GIVEN PROBLEM → Filter these entries, keeping only lines that hold the word "marker".

EXERCISE MATERIAL →
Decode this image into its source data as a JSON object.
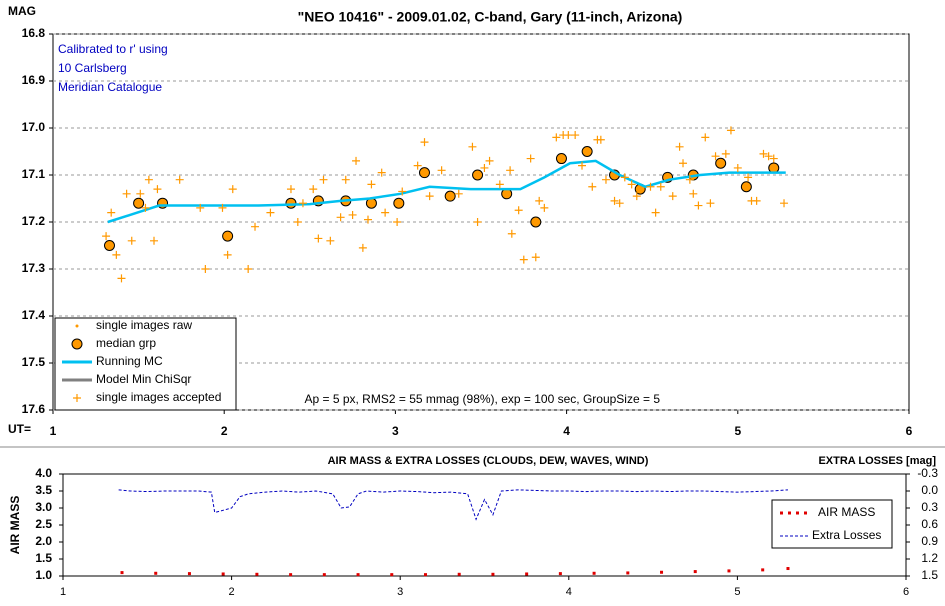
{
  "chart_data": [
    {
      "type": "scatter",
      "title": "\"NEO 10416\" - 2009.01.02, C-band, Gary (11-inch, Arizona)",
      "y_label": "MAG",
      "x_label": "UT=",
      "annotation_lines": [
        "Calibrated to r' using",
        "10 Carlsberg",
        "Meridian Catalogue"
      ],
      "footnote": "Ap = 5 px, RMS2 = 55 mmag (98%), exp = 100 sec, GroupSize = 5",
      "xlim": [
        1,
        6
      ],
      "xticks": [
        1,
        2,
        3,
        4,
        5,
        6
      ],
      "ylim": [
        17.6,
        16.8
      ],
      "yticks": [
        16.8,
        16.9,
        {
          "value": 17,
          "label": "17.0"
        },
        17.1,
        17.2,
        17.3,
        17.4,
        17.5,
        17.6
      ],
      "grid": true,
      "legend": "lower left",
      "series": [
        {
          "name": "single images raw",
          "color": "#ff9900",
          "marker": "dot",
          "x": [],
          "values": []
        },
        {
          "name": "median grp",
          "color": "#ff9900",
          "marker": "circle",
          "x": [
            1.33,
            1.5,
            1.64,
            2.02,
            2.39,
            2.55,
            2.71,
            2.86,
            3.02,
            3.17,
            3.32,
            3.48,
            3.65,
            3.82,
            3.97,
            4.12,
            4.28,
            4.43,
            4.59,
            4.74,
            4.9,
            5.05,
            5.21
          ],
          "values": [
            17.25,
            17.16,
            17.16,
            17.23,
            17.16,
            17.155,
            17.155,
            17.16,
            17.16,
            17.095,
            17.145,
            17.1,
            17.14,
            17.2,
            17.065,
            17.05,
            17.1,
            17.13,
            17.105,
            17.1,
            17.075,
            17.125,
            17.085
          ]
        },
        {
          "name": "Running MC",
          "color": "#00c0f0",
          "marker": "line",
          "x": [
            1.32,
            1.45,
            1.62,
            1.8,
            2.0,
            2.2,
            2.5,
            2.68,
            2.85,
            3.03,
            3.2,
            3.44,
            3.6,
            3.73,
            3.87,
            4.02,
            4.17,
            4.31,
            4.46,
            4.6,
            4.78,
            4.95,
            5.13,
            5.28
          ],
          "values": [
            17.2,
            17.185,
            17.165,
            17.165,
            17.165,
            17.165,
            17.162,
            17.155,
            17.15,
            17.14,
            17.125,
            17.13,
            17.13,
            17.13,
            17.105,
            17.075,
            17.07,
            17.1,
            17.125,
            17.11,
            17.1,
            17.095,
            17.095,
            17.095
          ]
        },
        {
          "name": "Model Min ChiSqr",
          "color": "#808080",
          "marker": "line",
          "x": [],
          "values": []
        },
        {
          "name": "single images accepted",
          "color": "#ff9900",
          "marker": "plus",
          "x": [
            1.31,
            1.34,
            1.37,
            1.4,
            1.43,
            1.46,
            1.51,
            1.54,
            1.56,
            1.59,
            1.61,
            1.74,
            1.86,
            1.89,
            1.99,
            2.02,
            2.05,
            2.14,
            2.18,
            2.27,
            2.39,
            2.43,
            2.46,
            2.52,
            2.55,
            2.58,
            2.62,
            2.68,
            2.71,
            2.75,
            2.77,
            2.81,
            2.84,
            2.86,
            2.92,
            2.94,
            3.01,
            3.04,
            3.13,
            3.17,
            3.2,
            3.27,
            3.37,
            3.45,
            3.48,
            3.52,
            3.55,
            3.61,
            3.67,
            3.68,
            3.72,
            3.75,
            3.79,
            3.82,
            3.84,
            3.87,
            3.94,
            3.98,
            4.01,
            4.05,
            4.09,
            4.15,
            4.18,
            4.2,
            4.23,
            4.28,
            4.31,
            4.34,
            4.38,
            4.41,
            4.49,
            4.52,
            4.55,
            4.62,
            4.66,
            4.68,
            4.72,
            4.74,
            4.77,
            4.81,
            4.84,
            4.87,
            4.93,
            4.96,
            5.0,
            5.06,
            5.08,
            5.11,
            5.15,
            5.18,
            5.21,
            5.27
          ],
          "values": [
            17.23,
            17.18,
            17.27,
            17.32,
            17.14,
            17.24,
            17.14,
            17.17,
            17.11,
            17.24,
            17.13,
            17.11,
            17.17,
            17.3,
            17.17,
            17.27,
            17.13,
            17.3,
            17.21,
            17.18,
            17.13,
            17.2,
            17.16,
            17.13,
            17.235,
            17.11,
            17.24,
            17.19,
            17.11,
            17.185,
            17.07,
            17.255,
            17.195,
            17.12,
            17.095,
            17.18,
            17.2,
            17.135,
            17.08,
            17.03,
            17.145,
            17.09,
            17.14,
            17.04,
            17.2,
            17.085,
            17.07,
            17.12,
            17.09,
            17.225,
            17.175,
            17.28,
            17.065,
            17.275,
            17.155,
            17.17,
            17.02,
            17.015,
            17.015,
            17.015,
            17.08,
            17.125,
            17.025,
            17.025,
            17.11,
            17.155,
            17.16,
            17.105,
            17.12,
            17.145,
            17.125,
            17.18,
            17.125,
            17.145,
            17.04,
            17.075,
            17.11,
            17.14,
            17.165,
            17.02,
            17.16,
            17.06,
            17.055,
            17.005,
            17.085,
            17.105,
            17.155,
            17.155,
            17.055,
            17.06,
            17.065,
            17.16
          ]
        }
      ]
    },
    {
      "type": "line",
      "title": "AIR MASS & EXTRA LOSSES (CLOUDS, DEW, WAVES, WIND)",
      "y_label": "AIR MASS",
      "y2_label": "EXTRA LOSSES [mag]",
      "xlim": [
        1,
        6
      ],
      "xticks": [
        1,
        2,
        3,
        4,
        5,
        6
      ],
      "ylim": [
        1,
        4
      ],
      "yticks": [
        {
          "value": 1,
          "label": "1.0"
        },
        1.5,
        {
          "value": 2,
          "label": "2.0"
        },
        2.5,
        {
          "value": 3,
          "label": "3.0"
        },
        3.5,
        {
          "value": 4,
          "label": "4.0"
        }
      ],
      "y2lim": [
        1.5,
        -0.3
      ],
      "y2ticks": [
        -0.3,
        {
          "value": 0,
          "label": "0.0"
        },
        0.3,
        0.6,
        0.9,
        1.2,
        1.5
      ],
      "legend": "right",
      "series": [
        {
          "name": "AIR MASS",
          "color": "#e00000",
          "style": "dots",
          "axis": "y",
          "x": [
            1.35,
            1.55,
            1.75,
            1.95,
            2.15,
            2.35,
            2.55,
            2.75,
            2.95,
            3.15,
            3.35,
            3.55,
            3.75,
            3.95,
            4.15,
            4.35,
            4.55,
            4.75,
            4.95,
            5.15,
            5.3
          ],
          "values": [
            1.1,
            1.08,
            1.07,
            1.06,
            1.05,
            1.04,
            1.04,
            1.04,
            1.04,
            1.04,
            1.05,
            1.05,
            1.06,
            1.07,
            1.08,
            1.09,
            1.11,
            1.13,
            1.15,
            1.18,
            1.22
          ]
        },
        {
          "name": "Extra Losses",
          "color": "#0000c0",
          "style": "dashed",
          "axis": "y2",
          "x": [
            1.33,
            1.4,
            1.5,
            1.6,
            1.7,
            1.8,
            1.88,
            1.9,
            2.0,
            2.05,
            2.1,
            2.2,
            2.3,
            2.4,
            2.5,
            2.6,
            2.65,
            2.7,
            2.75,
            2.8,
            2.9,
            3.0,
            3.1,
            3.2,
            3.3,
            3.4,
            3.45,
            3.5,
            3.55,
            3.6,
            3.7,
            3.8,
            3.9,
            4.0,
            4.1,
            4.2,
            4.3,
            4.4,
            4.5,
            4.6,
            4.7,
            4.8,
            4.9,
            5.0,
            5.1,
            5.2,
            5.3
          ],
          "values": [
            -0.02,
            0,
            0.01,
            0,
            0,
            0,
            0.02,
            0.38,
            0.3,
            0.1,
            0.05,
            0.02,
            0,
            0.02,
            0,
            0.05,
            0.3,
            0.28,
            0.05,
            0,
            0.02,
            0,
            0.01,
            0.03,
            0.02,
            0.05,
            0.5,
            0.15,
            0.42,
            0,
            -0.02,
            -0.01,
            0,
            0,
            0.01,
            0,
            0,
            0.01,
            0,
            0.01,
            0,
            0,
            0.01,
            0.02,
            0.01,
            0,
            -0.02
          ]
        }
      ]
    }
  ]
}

SOLUTION →
          "marker": "dot",
          "marker": "circle",
          "marker": "line",
          "marker": "line",
          "marker": "plus",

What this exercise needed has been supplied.